--- TASK TO COMPLETE ---
Identify the lines that include the word "Eggplant", then copy all of them.

BEGIN INPUT DATA

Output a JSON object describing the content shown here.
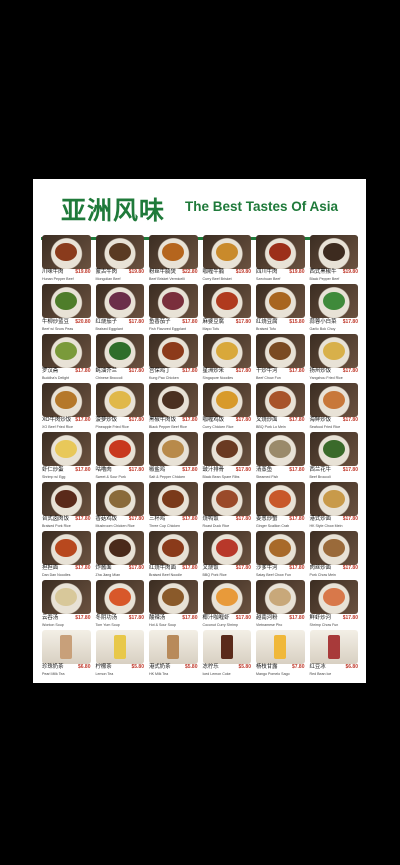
{
  "menu": {
    "title_cn": "亚洲风味",
    "title_en": "The Best Tastes Of Asia",
    "colors": {
      "brand": "#1f7a3a",
      "price": "#c0392b"
    },
    "items": [
      {
        "cn": "川味牛肉",
        "en": "Hunan Pepper Beef",
        "price": "$19.80",
        "color": "#8a3b1c"
      },
      {
        "cn": "蒙古牛肉",
        "en": "Mongolian Beef",
        "price": "$19.80",
        "color": "#5a3a22"
      },
      {
        "cn": "粉丝牛腩煲",
        "en": "Beef Brisket Vermicelli",
        "price": "$22.80",
        "color": "#b5651d"
      },
      {
        "cn": "咖喱牛腩",
        "en": "Curry Beef Brisket",
        "price": "$19.80",
        "color": "#c98a2b"
      },
      {
        "cn": "四川牛肉",
        "en": "Szechuan Beef",
        "price": "$19.80",
        "color": "#9c2f1a"
      },
      {
        "cn": "西式黑椒牛",
        "en": "Black Pepper Beef",
        "price": "$19.80",
        "color": "#3d2b1f"
      },
      {
        "cn": "牛柳炒蓝豆",
        "en": "Beef w/ Snow Peas",
        "price": "$20.80",
        "color": "#4e7d2a"
      },
      {
        "cn": "红烧茄子",
        "en": "Braised Eggplant",
        "price": "$17.80",
        "color": "#6b2e4a"
      },
      {
        "cn": "鱼香茄子",
        "en": "Fish Flavored Eggplant",
        "price": "$17.80",
        "color": "#7a2f3c"
      },
      {
        "cn": "麻婆豆腐",
        "en": "Mapo Tofu",
        "price": "$17.80",
        "color": "#b03a1e"
      },
      {
        "cn": "红烧豆腐",
        "en": "Braised Tofu",
        "price": "$15.80",
        "color": "#a8651f"
      },
      {
        "cn": "蒜蓉小白菜",
        "en": "Garlic Bok Choy",
        "price": "$17.80",
        "color": "#3f8a3a"
      },
      {
        "cn": "罗汉斋",
        "en": "Buddha's Delight",
        "price": "$17.80",
        "color": "#7a9a3a"
      },
      {
        "cn": "蚝油芥兰",
        "en": "Chinese Broccoli",
        "price": "$17.80",
        "color": "#2f6e2a"
      },
      {
        "cn": "宫保鸡丁",
        "en": "Kung Pao Chicken",
        "price": "$17.80",
        "color": "#8c3a1a"
      },
      {
        "cn": "星洲炒米",
        "en": "Singapore Noodles",
        "price": "$17.80",
        "color": "#d9a83a"
      },
      {
        "cn": "干炒牛河",
        "en": "Beef Chow Fun",
        "price": "$17.80",
        "color": "#7a4a22"
      },
      {
        "cn": "扬州炒饭",
        "en": "Yangzhou Fried Rice",
        "price": "$17.80",
        "color": "#d8b04a"
      },
      {
        "cn": "XO牛肉炒饭",
        "en": "XO Beef Fried Rice",
        "price": "$17.80",
        "color": "#b5782a"
      },
      {
        "cn": "菠萝炒饭",
        "en": "Pineapple Fried Rice",
        "price": "$17.80",
        "color": "#e0b84a"
      },
      {
        "cn": "黑椒牛肉饭",
        "en": "Black Pepper Beef Rice",
        "price": "$17.80",
        "color": "#4a3020"
      },
      {
        "cn": "咖喱鸡饭",
        "en": "Curry Chicken Rice",
        "price": "$17.80",
        "color": "#d89a2a"
      },
      {
        "cn": "叉烧炒面",
        "en": "BBQ Pork Lo Mein",
        "price": "$17.80",
        "color": "#a8542a"
      },
      {
        "cn": "海鲜炒饭",
        "en": "Seafood Fried Rice",
        "price": "$17.80",
        "color": "#c8783a"
      },
      {
        "cn": "虾仁炒蛋",
        "en": "Shrimp w/ Egg",
        "price": "$17.80",
        "color": "#e8c85a"
      },
      {
        "cn": "咕噜肉",
        "en": "Sweet & Sour Pork",
        "price": "$17.80",
        "color": "#c8381e"
      },
      {
        "cn": "椒盐鸡",
        "en": "Salt & Pepper Chicken",
        "price": "$17.80",
        "color": "#b88a4a"
      },
      {
        "cn": "豉汁排骨",
        "en": "Black Bean Spare Ribs",
        "price": "$17.80",
        "color": "#6a3a22"
      },
      {
        "cn": "清蒸鱼",
        "en": "Steamed Fish",
        "price": "$17.80",
        "color": "#9a8a6a"
      },
      {
        "cn": "西兰花牛",
        "en": "Beef Broccoli",
        "price": "$17.80",
        "color": "#3a6a2a"
      },
      {
        "cn": "台式卤肉饭",
        "en": "Braised Pork Rice",
        "price": "$17.80",
        "color": "#5a2a1a"
      },
      {
        "cn": "香菇鸡饭",
        "en": "Mushroom Chicken Rice",
        "price": "$17.80",
        "color": "#8a6a3a"
      },
      {
        "cn": "三杯鸡",
        "en": "Three Cup Chicken",
        "price": "$17.80",
        "color": "#7a3a1a"
      },
      {
        "cn": "烧鸭饭",
        "en": "Roast Duck Rice",
        "price": "$17.80",
        "color": "#9a4a2a"
      },
      {
        "cn": "姜葱炒蟹",
        "en": "Ginger Scallion Crab",
        "price": "$17.80",
        "color": "#c8582a"
      },
      {
        "cn": "港式炒面",
        "en": "HK Style Chow Mein",
        "price": "$17.80",
        "color": "#c89a4a"
      },
      {
        "cn": "担担面",
        "en": "Dan Dan Noodles",
        "price": "$17.80",
        "color": "#b8481e"
      },
      {
        "cn": "炸酱面",
        "en": "Zha Jiang Mian",
        "price": "$17.80",
        "color": "#4a2a1a"
      },
      {
        "cn": "红烧牛肉面",
        "en": "Braised Beef Noodle",
        "price": "$17.80",
        "color": "#8a3a1a"
      },
      {
        "cn": "叉烧饭",
        "en": "BBQ Pork Rice",
        "price": "$17.80",
        "color": "#b8382a"
      },
      {
        "cn": "沙爹牛河",
        "en": "Satay Beef Chow Fun",
        "price": "$17.80",
        "color": "#a86a2a"
      },
      {
        "cn": "肉丝炒面",
        "en": "Pork Chow Mein",
        "price": "$17.80",
        "color": "#9a6a3a"
      },
      {
        "cn": "云吞汤",
        "en": "Wonton Soup",
        "price": "$17.80",
        "color": "#d8c89a"
      },
      {
        "cn": "冬阴功汤",
        "en": "Tom Yum Soup",
        "price": "$17.80",
        "color": "#d8582a"
      },
      {
        "cn": "酸辣汤",
        "en": "Hot & Sour Soup",
        "price": "$17.80",
        "color": "#8a5a2a"
      },
      {
        "cn": "椰汁咖喱虾",
        "en": "Coconut Curry Shrimp",
        "price": "$17.80",
        "color": "#e89a3a"
      },
      {
        "cn": "越南河粉",
        "en": "Vietnamese Pho",
        "price": "$17.80",
        "color": "#c8a87a"
      },
      {
        "cn": "鲜虾炒河",
        "en": "Shrimp Chow Fun",
        "price": "$17.80",
        "color": "#d8784a"
      },
      {
        "cn": "珍珠奶茶",
        "en": "Pearl Milk Tea",
        "price": "$6.80",
        "color": "#c8a07a",
        "drink": true
      },
      {
        "cn": "柠檬茶",
        "en": "Lemon Tea",
        "price": "$5.80",
        "color": "#e8c84a",
        "drink": true
      },
      {
        "cn": "港式奶茶",
        "en": "HK Milk Tea",
        "price": "$5.80",
        "color": "#b88a5a",
        "drink": true
      },
      {
        "cn": "冻柠乐",
        "en": "Iced Lemon Coke",
        "price": "$5.80",
        "color": "#5a2a1a",
        "drink": true
      },
      {
        "cn": "杨枝甘露",
        "en": "Mango Pomelo Sago",
        "price": "$7.80",
        "color": "#f0b83a",
        "drink": true
      },
      {
        "cn": "红豆冰",
        "en": "Red Bean Ice",
        "price": "$6.80",
        "color": "#a83a3a",
        "drink": true
      }
    ]
  }
}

END INPUT DATA

--- SOLUTION BELOW ---
        "en": "Braised Eggplant",
        "en": "Fish Flavored Eggplant",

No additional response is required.